### Task instructions
Give only the lines from the one containing "OCR this image." through the end of the material below, exactly as written.
#####
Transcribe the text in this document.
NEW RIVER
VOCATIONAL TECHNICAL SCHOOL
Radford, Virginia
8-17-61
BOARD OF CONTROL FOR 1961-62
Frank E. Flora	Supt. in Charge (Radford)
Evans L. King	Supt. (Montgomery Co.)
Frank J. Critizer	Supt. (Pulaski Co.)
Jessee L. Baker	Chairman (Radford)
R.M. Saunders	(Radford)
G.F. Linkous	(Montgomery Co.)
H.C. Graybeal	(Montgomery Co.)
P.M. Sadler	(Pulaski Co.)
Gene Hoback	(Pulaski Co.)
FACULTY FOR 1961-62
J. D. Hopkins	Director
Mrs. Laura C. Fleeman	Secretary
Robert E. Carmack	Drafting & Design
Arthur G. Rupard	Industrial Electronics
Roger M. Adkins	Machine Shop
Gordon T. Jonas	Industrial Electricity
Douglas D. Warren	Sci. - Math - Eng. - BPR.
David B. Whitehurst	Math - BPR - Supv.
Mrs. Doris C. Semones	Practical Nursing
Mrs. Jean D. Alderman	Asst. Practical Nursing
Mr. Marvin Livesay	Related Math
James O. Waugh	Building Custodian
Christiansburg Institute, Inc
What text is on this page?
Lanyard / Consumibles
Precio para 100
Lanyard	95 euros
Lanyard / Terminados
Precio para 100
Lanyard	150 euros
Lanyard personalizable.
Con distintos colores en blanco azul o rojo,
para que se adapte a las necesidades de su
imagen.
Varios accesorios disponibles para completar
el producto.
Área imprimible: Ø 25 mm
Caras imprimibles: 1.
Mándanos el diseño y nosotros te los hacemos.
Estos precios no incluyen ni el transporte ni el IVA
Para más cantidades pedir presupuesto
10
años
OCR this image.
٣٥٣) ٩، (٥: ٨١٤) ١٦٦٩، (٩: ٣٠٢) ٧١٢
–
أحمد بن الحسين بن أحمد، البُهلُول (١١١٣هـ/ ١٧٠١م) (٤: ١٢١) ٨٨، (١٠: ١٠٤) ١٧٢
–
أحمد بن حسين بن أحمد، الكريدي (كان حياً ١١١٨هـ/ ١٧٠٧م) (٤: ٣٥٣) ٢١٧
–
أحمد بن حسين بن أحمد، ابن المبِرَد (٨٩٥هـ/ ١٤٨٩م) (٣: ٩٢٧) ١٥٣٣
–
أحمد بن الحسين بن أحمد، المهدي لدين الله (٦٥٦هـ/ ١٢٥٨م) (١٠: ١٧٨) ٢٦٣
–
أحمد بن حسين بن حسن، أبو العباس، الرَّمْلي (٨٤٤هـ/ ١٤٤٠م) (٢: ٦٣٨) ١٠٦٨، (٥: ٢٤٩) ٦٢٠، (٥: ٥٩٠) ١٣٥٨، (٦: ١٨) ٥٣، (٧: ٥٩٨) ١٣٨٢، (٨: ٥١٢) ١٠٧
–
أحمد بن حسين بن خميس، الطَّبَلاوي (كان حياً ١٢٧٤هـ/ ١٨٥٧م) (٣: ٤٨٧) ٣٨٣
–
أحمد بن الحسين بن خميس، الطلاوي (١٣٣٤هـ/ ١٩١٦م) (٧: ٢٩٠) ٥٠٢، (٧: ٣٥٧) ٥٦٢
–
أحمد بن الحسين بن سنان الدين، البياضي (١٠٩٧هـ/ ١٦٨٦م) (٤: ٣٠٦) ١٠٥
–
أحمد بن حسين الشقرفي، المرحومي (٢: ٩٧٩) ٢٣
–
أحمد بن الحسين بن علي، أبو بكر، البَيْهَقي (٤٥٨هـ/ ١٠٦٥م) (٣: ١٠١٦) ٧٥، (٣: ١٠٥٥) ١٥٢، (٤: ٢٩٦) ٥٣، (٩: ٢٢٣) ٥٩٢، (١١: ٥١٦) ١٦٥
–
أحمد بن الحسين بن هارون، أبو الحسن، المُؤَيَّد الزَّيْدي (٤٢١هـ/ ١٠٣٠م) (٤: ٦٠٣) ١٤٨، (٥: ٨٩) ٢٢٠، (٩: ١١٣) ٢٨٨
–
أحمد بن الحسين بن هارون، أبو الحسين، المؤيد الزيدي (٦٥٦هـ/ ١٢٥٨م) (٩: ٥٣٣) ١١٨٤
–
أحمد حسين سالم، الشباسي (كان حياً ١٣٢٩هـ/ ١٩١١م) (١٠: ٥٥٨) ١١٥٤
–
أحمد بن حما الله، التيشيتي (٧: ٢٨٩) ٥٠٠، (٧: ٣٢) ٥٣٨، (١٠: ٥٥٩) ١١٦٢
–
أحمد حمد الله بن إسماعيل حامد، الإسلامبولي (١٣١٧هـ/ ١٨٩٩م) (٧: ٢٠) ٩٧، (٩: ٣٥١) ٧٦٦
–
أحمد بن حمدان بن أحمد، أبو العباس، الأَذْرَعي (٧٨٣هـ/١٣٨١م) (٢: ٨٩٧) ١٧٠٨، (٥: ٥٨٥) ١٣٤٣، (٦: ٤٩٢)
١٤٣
#####
### Written reply
OCR this image.
٣٥٣) ٩، (٥: ٨١٤) ١٦٦٩، (٩: ٣٠٢) ٧١٢
–
أحمد بن الحسين بن أحمد، البُهلُول (١١١٣هـ/ ١٧٠١م) (٤: ١٢١) ٨٨، (١٠: ١٠٤) ١٧٢
–
أحمد بن حسين بن أحمد، الكريدي (كان حياً ١١١٨هـ/ ١٧٠٧م) (٤: ٣٥٣) ٢١٧
–
أحمد بن حسين بن أحمد، ابن المبِرَد (٨٩٥هـ/ ١٤٨٩م) (٣: ٩٢٧) ١٥٣٣
–
أحمد بن الحسين بن أحمد، المهدي لدين الله (٦٥٦هـ/ ١٢٥٨م) (١٠: ١٧٨) ٢٦٣
–
أحمد بن حسين بن حسن، أبو العباس، الرَّمْلي (٨٤٤هـ/ ١٤٤٠م) (٢: ٦٣٨) ١٠٦٨، (٥: ٢٤٩) ٦٢٠، (٥: ٥٩٠) ١٣٥٨، (٦: ١٨) ٥٣، (٧: ٥٩٨) ١٣٨٢، (٨: ٥١٢) ١٠٧
–
أحمد بن حسين بن خميس، الطَّبَلاوي (كان حياً ١٢٧٤هـ/ ١٨٥٧م) (٣: ٤٨٧) ٣٨٣
–
أحمد بن الحسين بن خميس، الطلاوي (١٣٣٤هـ/ ١٩١٦م) (٧: ٢٩٠) ٥٠٢، (٧: ٣٥٧) ٥٦٢
–
أحمد بن الحسين بن سنان الدين، البياضي (١٠٩٧هـ/ ١٦٨٦م) (٤: ٣٠٦) ١٠٥
–
أحمد بن حسين الشقرفي، المرحومي (٢: ٩٧٩) ٢٣
–
أحمد بن الحسين بن علي، أبو بكر، البَيْهَقي (٤٥٨هـ/ ١٠٦٥م) (٣: ١٠١٦) ٧٥، (٣: ١٠٥٥) ١٥٢، (٤: ٢٩٦) ٥٣، (٩: ٢٢٣) ٥٩٢، (١١: ٥١٦) ١٦٥
–
أحمد بن الحسين بن هارون، أبو الحسن، المُؤَيَّد الزَّيْدي (٤٢١هـ/ ١٠٣٠م) (٤: ٦٠٣) ١٤٨، (٥: ٨٩) ٢٢٠، (٩: ١١٣) ٢٨٨
–
أحمد بن الحسين بن هارون، أبو الحسين، المؤيد الزيدي (٦٥٦هـ/ ١٢٥٨م) (٩: ٥٣٣) ١١٨٤
–
أحمد حسين سالم، الشباسي (كان حياً ١٣٢٩هـ/ ١٩١١م) (١٠: ٥٥٨) ١١٥٤
–
أحمد بن حما الله، التيشيتي (٧: ٢٨٩) ٥٠٠، (٧: ٣٢) ٥٣٨، (١٠: ٥٥٩) ١١٦٢
–
أحمد حمد الله بن إسماعيل حامد، الإسلامبولي (١٣١٧هـ/ ١٨٩٩م) (٧: ٢٠) ٩٧، (٩: ٣٥١) ٧٦٦
–
أحمد بن حمدان بن أحمد، أبو العباس، الأَذْرَعي (٧٨٣هـ/١٣٨١م) (٢: ٨٩٧) ١٧٠٨، (٥: ٥٨٥) ١٣٤٣، (٦: ٤٩٢)
١٤٣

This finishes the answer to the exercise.